Determine the count of lines holding the string "Membiarkan". Return only the number.
◇ ◇ ◇ ◇
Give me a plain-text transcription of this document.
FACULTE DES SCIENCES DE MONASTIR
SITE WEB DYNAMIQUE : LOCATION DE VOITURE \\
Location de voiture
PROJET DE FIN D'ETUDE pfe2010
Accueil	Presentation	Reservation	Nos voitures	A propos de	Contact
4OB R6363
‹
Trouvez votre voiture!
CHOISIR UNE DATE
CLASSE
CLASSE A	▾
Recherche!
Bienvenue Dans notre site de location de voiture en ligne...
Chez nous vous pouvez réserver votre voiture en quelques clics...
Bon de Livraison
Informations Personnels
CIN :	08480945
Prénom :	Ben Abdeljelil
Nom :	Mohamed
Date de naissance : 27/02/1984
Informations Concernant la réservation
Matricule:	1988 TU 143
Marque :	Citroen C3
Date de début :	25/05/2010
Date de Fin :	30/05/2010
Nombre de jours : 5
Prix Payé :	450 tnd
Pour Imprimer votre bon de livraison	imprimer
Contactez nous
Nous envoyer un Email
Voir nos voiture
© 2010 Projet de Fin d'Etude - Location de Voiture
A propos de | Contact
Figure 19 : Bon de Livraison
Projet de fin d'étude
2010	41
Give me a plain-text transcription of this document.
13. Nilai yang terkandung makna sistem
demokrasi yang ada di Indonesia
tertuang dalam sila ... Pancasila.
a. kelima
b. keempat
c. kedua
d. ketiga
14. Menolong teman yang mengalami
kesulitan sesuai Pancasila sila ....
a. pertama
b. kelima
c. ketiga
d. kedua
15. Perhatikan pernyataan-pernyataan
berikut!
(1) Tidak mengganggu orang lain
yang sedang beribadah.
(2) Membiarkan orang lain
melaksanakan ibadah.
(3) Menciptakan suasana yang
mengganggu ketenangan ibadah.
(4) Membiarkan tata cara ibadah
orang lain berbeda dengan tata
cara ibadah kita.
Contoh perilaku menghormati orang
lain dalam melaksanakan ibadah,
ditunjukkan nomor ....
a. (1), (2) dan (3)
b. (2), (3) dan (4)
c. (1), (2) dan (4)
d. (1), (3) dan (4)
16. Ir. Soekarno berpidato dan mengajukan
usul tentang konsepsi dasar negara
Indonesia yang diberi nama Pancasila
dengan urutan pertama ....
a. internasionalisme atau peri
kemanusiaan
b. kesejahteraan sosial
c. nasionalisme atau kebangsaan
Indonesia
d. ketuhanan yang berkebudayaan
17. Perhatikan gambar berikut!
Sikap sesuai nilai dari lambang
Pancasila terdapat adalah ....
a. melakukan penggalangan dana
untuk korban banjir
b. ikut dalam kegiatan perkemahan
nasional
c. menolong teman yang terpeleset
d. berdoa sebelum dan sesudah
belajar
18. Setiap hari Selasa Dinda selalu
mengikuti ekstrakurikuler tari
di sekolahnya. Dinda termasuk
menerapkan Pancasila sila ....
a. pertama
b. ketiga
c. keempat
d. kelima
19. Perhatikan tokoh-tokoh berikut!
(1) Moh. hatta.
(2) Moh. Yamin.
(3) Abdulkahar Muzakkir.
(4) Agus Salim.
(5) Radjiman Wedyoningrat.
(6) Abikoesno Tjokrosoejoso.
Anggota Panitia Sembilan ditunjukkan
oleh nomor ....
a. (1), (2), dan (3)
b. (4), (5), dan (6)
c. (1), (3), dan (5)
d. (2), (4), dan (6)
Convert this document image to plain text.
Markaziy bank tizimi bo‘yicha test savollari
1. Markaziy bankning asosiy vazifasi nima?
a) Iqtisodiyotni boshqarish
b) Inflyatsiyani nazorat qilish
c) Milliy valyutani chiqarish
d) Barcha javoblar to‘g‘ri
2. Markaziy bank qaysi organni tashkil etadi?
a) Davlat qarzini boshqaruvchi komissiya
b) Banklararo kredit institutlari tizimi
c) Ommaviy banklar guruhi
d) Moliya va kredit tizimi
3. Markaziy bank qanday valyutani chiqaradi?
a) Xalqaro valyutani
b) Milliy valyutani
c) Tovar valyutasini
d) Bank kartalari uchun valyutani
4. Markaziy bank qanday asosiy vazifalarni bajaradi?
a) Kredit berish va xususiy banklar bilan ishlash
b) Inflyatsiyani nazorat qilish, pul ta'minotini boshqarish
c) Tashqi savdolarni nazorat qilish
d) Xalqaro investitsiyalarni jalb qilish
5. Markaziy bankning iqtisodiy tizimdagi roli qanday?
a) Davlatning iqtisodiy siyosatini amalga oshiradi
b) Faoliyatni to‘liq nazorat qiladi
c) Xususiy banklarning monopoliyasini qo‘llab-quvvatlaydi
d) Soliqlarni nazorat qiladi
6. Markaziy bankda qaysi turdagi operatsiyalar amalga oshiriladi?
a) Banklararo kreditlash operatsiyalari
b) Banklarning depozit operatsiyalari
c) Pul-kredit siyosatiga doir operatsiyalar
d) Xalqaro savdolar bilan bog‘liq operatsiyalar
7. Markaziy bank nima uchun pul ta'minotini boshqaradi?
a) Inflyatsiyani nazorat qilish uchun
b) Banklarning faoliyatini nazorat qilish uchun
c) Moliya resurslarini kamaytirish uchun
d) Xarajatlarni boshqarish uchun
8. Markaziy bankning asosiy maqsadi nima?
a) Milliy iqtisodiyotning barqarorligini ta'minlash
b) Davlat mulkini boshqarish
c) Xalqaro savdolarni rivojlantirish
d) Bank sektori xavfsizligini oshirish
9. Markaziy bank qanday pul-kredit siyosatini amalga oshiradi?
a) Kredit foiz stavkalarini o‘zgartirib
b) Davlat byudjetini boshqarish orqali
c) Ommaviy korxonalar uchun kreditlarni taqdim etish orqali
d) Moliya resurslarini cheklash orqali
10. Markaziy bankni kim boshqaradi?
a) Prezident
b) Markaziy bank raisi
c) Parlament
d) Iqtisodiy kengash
◇ ◇ ◇ ◇
Result below
2